━━━ PROVIDED DATA ━━━

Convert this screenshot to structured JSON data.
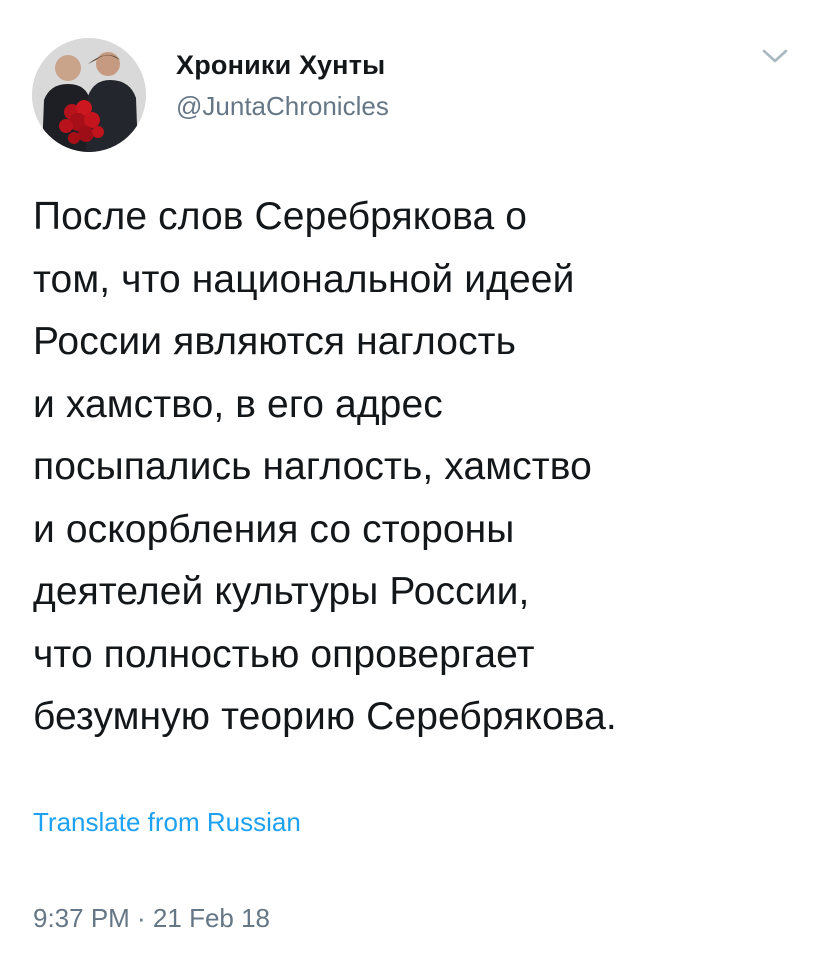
{
  "author": {
    "display_name": "Хроники Хунты",
    "handle": "@JuntaChronicles",
    "avatar_icon": "profile-photo"
  },
  "menu": {
    "icon": "chevron-down-icon"
  },
  "tweet": {
    "text": "После слов Серебрякова о\nтом, что национальной идеей\nРоссии являются наглость\nи хамство, в его адрес\nпосыпались наглость, хамство\nи оскорбления со стороны\nдеятелей культуры России,\nчто полностью опровергает\nбезумную теорию Серебрякова.",
    "translate_label": "Translate from Russian",
    "timestamp": "9:37 PM · 21 Feb 18"
  },
  "colors": {
    "link": "#1da1f2",
    "secondary_text": "#657786",
    "primary_text": "#14171a"
  }
}
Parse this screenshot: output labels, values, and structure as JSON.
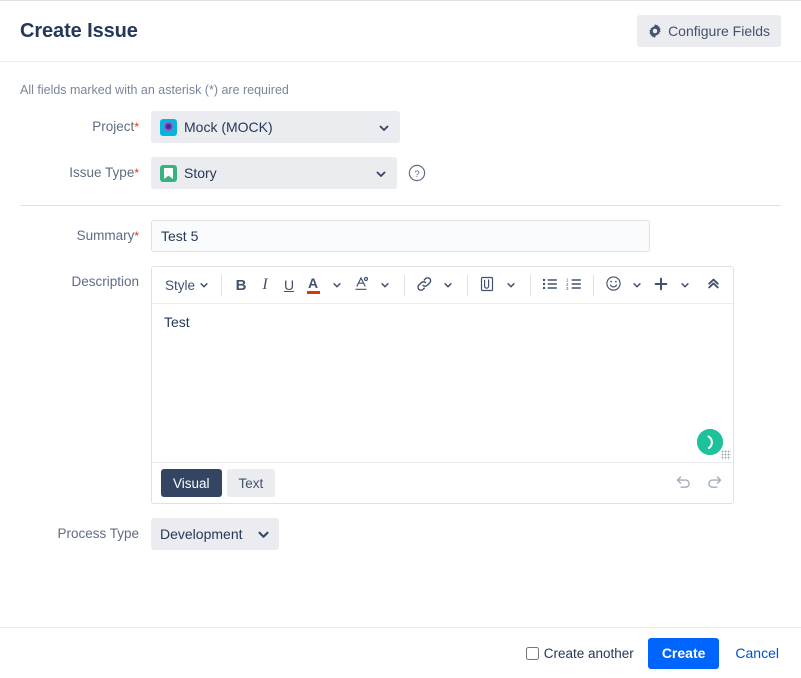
{
  "header": {
    "title": "Create Issue",
    "configure_fields_label": "Configure Fields"
  },
  "body": {
    "required_note": "All fields marked with an asterisk (*) are required"
  },
  "fields": {
    "project": {
      "label": "Project",
      "required_mark": "*",
      "value": "Mock (MOCK)"
    },
    "issue_type": {
      "label": "Issue Type",
      "required_mark": "*",
      "value": "Story"
    },
    "summary": {
      "label": "Summary",
      "required_mark": "*",
      "value": "Test 5",
      "placeholder": ""
    },
    "description": {
      "label": "Description",
      "value": "Test"
    },
    "process_type": {
      "label": "Process Type",
      "value": "Development"
    }
  },
  "editor": {
    "toolbar": {
      "style_label": "Style",
      "bold_label": "B",
      "italic_label": "I",
      "underline_label": "U",
      "text_color_label": "A"
    },
    "modes": {
      "visual": "Visual",
      "text": "Text"
    }
  },
  "footer": {
    "create_another_label": "Create another",
    "create_label": "Create",
    "cancel_label": "Cancel"
  },
  "colors": {
    "primary_button": "#0065ff",
    "link": "#0052cc",
    "required_asterisk": "#de350b",
    "annotation_arrow": "#ff0000",
    "story_icon": "#36b37e",
    "project_icon": "#00b8d9",
    "help_bubble": "#1ec29a",
    "active_tab": "#344563"
  }
}
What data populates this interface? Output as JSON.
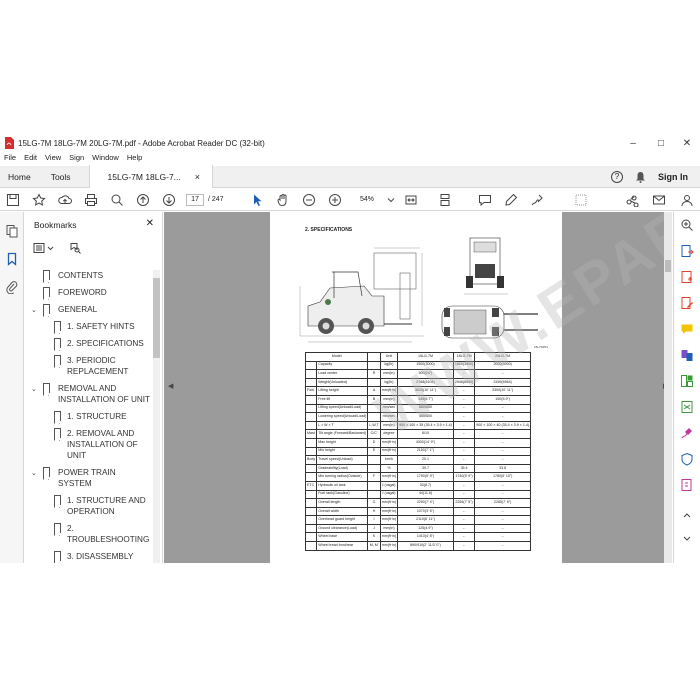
{
  "window": {
    "title": "15LG-7M 18LG-7M 20LG-7M.pdf - Adobe Acrobat Reader DC (32-bit)",
    "minimize": "–",
    "maximize": "□",
    "close": "✕"
  },
  "menu": [
    "File",
    "Edit",
    "View",
    "Sign",
    "Window",
    "Help"
  ],
  "tabs": {
    "home": "Home",
    "tools": "Tools",
    "document": "15LG-7M 18LG-7...",
    "close": "×",
    "help": "?",
    "sign_in": "Sign In"
  },
  "toolbar": {
    "page_current": "17",
    "page_total": "/ 247",
    "zoom": "54%"
  },
  "bookmarks": {
    "header": "Bookmarks",
    "close": "✕",
    "items": [
      {
        "label": "CONTENTS",
        "level": 1,
        "caret": ""
      },
      {
        "label": "FOREWORD",
        "level": 1,
        "caret": ""
      },
      {
        "label": "GENERAL",
        "level": 1,
        "caret": "⌄"
      },
      {
        "label": "1. SAFETY HINTS",
        "level": 2,
        "caret": ""
      },
      {
        "label": "2. SPECIFICATIONS",
        "level": 2,
        "caret": ""
      },
      {
        "label": "3. PERIODIC REPLACEMENT",
        "level": 2,
        "caret": ""
      },
      {
        "label": "REMOVAL AND INSTALLATION OF UNIT",
        "level": 1,
        "caret": "⌄"
      },
      {
        "label": "1. STRUCTURE",
        "level": 2,
        "caret": ""
      },
      {
        "label": "2. REMOVAL AND INSTALLATION OF UNIT",
        "level": 2,
        "caret": ""
      },
      {
        "label": "POWER TRAIN SYSTEM",
        "level": 1,
        "caret": "⌄"
      },
      {
        "label": "1. STRUCTURE AND OPERATION",
        "level": 2,
        "caret": ""
      },
      {
        "label": "2. TROUBLESHOOTING",
        "level": 2,
        "caret": ""
      },
      {
        "label": "3. DISASSEMBLY",
        "level": 2,
        "caret": ""
      }
    ]
  },
  "page": {
    "section_title": "2. SPECIFICATIONS",
    "drawing_code": "15L7SP01",
    "watermark": "WWW.EPARTS.COM",
    "table_headers": [
      "Model",
      "",
      "Unit",
      "15LG-7M",
      "18LG-7M",
      "20LG-7M"
    ],
    "rows": [
      {
        "group": "",
        "item": "Capacity",
        "code": "",
        "unit": "kg(lb)",
        "a": "1500(3000)",
        "b": "1800(3500)",
        "c": "2000(4000)"
      },
      {
        "group": "",
        "item": "Load center",
        "code": "R",
        "unit": "mm(in)",
        "a": "500(24\")",
        "b": "←",
        "c": "←"
      },
      {
        "group": "",
        "item": "Weight(Unloaded)",
        "code": "",
        "unit": "kg(lb)",
        "a": "2768(6104)",
        "b": "2946(6500)",
        "c": "3159(6964)"
      },
      {
        "group": "Fork",
        "item": "Lifting height",
        "code": "A",
        "unit": "mm(ft·in)",
        "a": "3025(10' 11\")",
        "b": "←",
        "c": "3300(10' 11\")"
      },
      {
        "group": "",
        "item": "Free lift",
        "code": "B",
        "unit": "mm(in)",
        "a": "145(5.7\")",
        "b": "←",
        "c": "150(5.9\")"
      },
      {
        "group": "",
        "item": "Lifting speed(Unload/Load)",
        "code": "",
        "unit": "mm/sec",
        "a": "680/650",
        "b": "←",
        "c": "←"
      },
      {
        "group": "",
        "item": "Lowering speed(Unload/Load)",
        "code": "",
        "unit": "mm/sec",
        "a": "450/500",
        "b": "←",
        "c": "←"
      },
      {
        "group": "",
        "item": "L × W × T",
        "code": "L,W,T",
        "unit": "mm(in)",
        "a": "900 × 100 × 35 (35.4 × 3.9 × 1.4)",
        "b": "←",
        "c": "900 × 100 × 40 (35.4 × 3.9 × 1.4)"
      },
      {
        "group": "Mast",
        "item": "Tilt angle (Forward/Backward)",
        "code": "C/C'",
        "unit": "degree",
        "a": "6/10",
        "b": "←",
        "c": "←"
      },
      {
        "group": "",
        "item": "Max height",
        "code": "D",
        "unit": "mm(ft·in)",
        "a": "4300(14' 9\")",
        "b": "←",
        "c": "←"
      },
      {
        "group": "",
        "item": "Min height",
        "code": "E",
        "unit": "mm(ft·in)",
        "a": "2150(7' 1\")",
        "b": "←",
        "c": "←"
      },
      {
        "group": "Body",
        "item": "Travel speed(Unload)",
        "code": "",
        "unit": "km/h",
        "a": "20.1",
        "b": "←",
        "c": "←"
      },
      {
        "group": "",
        "item": "Gradeability(Load)",
        "code": "",
        "unit": "%",
        "a": "39.7",
        "b": "35.4",
        "c": "33.8"
      },
      {
        "group": "",
        "item": "Min turning radius(Outside)",
        "code": "F",
        "unit": "mm(ft·in)",
        "a": "1750(5' 9\")",
        "b": "1740(5' 9\")",
        "c": "1780(5' 10\")"
      },
      {
        "group": "ETC",
        "item": "Hydraulic oil tank",
        "code": "",
        "unit": "ℓ (usgal)",
        "a": "30(8.7)",
        "b": "←",
        "c": "←"
      },
      {
        "group": "",
        "item": "Fuel tank(Gasoline)",
        "code": "",
        "unit": "ℓ (usgal)",
        "a": "44(11.6)",
        "b": "←",
        "c": "←"
      },
      {
        "group": "",
        "item": "Overall length",
        "code": "G",
        "unit": "mm(ft·in)",
        "a": "2250(7' 4\")",
        "b": "2265(7' 5\")",
        "c": "2285(7' 6\")"
      },
      {
        "group": "",
        "item": "Overall width",
        "code": "H",
        "unit": "mm(ft·in)",
        "a": "1070(3' 6\")",
        "b": "←",
        "c": "←"
      },
      {
        "group": "",
        "item": "Overhead guard height",
        "code": "I",
        "unit": "mm(ft·in)",
        "a": "2110(6' 11\")",
        "b": "←",
        "c": "←"
      },
      {
        "group": "",
        "item": "Ground clearance(Load)",
        "code": "J",
        "unit": "mm(in)",
        "a": "125(4.9\")",
        "b": "←",
        "c": "←"
      },
      {
        "group": "",
        "item": "Wheel base",
        "code": "K",
        "unit": "mm(ft·in)",
        "a": "1410(4' 8\")",
        "b": "←",
        "c": "←"
      },
      {
        "group": "",
        "item": "Wheel tread front/rear",
        "code": "M, M'",
        "unit": "mm(ft·in)",
        "a": "890/910(2' 11/3' 0\")",
        "b": "←",
        "c": "←"
      }
    ]
  },
  "colors": {
    "accent_red": "#d32f2f",
    "rail_blue": "#1f5fb4",
    "doc_bg": "#9b9b9b"
  }
}
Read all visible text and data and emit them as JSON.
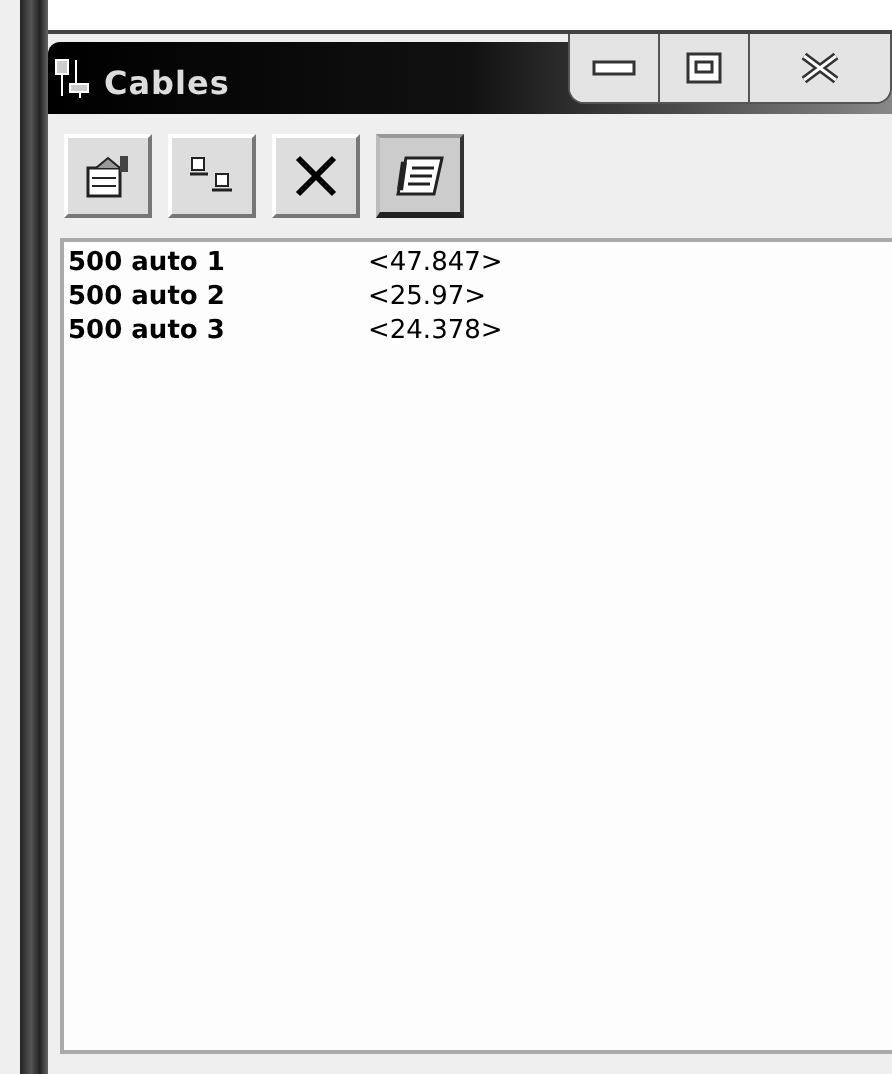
{
  "window": {
    "title": "Cables"
  },
  "toolbar": [
    {
      "kind": "properties",
      "pressed": false
    },
    {
      "kind": "arrange",
      "pressed": false
    },
    {
      "kind": "delete",
      "pressed": false
    },
    {
      "kind": "notes",
      "pressed": true
    }
  ],
  "rows": [
    {
      "name": "500 auto 1",
      "value": "<47.847>"
    },
    {
      "name": "500 auto 2",
      "value": "<25.97>"
    },
    {
      "name": "500 auto 3",
      "value": "<24.378>"
    }
  ]
}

━━━

_WHAT YOU WILL DO_
Look through the material above and pick out each line holding the word "Overall".

_TASK RESPONSE_
        "item": "Overall length",
        "item": "Overall width",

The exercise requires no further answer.